▸ **Problem description**
Review the listing and copy each line that holds the word "elute".

▸ **Dataset entries**

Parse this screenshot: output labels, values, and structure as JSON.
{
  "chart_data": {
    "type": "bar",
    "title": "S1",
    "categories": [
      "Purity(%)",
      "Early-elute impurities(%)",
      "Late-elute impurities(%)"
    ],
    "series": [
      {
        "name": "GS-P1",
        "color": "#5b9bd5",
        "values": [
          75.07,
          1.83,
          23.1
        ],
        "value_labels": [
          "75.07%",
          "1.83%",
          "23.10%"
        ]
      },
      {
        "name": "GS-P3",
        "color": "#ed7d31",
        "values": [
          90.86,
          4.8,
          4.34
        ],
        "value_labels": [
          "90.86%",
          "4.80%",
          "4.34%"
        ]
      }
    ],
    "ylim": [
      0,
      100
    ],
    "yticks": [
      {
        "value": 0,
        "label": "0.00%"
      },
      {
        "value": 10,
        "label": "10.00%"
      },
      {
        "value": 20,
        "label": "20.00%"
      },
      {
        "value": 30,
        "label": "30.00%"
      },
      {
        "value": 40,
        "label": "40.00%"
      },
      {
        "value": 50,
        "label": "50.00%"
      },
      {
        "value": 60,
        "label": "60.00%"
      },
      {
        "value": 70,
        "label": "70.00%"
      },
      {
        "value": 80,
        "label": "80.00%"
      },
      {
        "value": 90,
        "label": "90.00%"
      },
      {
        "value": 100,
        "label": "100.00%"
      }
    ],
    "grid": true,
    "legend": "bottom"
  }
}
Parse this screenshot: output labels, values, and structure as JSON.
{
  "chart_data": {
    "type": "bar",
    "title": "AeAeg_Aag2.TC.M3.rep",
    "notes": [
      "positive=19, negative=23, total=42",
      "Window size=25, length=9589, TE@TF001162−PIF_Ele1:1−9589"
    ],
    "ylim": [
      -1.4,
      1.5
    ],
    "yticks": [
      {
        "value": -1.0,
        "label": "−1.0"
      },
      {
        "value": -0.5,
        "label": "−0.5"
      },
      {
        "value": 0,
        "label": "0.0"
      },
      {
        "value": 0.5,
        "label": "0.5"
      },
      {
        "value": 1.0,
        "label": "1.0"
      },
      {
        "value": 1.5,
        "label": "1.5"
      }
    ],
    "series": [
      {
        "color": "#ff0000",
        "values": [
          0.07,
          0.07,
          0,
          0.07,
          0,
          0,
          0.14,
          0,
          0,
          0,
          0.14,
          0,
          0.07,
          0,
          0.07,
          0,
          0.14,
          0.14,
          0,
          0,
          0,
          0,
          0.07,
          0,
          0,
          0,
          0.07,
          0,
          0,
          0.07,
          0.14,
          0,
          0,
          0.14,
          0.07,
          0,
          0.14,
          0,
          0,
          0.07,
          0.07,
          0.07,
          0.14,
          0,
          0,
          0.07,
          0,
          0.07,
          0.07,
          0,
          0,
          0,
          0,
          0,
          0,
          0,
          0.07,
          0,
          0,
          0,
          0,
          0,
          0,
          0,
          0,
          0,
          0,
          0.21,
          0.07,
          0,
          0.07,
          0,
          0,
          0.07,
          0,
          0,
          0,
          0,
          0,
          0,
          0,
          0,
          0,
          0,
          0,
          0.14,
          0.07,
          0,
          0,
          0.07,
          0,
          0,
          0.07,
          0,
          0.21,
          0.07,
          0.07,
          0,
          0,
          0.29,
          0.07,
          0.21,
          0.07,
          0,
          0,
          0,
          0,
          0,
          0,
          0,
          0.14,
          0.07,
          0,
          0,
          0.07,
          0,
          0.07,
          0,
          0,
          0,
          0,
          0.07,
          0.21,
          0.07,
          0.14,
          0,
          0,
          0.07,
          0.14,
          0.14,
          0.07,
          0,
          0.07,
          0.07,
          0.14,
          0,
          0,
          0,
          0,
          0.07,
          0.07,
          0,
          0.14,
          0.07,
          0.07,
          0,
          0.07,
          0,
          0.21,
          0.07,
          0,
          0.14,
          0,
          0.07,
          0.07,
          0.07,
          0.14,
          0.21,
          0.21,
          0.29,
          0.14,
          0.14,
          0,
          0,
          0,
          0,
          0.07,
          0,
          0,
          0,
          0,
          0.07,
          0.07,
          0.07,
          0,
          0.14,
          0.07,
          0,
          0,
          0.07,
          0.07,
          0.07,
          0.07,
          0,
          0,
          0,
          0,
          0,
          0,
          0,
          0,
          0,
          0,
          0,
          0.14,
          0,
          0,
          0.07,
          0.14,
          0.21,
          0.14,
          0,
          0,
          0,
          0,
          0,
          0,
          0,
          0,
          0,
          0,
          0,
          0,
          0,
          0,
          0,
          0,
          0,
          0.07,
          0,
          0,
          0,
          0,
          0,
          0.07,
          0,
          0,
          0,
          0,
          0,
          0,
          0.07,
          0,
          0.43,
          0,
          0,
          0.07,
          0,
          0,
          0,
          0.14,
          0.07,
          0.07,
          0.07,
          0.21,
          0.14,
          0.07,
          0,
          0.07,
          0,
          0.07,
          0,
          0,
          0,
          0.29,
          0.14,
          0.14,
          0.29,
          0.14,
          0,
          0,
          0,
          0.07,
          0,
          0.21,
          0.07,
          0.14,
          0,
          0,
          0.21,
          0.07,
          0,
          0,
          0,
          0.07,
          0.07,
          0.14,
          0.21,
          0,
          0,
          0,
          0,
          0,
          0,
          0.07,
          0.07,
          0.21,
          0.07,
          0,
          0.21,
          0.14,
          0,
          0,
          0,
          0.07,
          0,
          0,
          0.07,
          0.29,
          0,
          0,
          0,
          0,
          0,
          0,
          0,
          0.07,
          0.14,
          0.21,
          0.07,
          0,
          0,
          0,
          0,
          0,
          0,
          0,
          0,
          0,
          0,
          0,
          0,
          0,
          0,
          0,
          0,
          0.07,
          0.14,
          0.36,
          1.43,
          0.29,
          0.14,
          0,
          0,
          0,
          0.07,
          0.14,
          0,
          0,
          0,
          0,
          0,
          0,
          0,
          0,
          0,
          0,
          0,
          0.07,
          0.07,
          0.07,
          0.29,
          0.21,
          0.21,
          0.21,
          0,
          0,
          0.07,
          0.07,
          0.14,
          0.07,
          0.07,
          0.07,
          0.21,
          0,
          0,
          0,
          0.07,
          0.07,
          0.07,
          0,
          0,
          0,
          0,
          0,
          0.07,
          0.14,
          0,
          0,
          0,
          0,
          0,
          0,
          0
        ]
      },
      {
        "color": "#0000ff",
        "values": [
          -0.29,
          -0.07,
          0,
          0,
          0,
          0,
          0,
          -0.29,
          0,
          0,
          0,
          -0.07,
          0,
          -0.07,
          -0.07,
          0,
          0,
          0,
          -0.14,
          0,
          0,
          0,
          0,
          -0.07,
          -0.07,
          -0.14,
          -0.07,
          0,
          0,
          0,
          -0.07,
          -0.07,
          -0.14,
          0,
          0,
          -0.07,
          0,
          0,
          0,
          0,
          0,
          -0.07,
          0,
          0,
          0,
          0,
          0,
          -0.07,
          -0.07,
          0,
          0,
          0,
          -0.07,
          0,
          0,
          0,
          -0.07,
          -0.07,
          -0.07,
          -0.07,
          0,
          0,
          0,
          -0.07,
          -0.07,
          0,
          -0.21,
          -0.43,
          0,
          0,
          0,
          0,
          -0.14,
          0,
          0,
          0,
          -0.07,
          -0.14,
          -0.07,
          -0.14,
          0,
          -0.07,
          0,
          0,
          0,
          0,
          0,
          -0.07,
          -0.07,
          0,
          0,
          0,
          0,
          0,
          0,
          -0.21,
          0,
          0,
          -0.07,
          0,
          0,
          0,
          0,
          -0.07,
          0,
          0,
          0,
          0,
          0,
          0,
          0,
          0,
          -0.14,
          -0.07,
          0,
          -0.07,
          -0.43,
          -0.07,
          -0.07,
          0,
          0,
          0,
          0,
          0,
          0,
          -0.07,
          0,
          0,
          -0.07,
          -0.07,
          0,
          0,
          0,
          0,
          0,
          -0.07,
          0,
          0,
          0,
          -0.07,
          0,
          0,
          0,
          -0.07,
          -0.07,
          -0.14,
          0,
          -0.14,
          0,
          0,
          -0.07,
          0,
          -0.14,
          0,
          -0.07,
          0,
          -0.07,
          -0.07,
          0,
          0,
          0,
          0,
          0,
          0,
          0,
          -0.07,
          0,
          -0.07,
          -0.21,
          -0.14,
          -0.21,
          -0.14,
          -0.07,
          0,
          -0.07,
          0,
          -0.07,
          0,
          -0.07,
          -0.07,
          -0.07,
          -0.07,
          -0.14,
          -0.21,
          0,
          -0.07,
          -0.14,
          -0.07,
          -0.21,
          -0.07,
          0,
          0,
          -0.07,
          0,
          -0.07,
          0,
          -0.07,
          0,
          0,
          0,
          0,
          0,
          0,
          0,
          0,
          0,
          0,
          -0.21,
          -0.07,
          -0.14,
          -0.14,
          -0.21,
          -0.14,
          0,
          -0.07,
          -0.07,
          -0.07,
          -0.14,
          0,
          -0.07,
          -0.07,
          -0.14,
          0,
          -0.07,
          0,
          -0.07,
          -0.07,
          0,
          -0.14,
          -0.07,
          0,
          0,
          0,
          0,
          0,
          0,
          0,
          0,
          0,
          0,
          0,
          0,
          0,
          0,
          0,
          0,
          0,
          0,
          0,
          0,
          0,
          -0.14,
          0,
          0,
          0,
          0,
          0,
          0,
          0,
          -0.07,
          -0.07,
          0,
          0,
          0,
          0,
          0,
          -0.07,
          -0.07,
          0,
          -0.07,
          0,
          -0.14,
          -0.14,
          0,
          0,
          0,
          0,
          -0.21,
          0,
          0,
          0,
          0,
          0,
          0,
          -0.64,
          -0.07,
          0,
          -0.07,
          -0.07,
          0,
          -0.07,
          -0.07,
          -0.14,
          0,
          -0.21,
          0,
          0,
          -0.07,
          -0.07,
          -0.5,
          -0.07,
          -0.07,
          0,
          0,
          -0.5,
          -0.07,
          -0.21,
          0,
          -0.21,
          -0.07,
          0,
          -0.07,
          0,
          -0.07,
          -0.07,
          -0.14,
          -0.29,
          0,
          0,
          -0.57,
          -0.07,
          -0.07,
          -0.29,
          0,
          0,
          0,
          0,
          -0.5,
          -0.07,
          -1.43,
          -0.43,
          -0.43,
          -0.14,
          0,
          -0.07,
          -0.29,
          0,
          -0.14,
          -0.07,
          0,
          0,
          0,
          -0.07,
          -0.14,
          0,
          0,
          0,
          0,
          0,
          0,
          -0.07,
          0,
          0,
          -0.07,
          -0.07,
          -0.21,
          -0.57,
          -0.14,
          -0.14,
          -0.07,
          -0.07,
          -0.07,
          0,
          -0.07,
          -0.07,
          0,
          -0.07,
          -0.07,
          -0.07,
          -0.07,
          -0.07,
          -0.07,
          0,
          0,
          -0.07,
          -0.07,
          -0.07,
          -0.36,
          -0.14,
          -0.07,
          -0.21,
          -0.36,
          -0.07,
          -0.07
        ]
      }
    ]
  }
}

▸ **Written solution**
      "Early-elute impurities(%)",
      "Late-elute impurities(%)"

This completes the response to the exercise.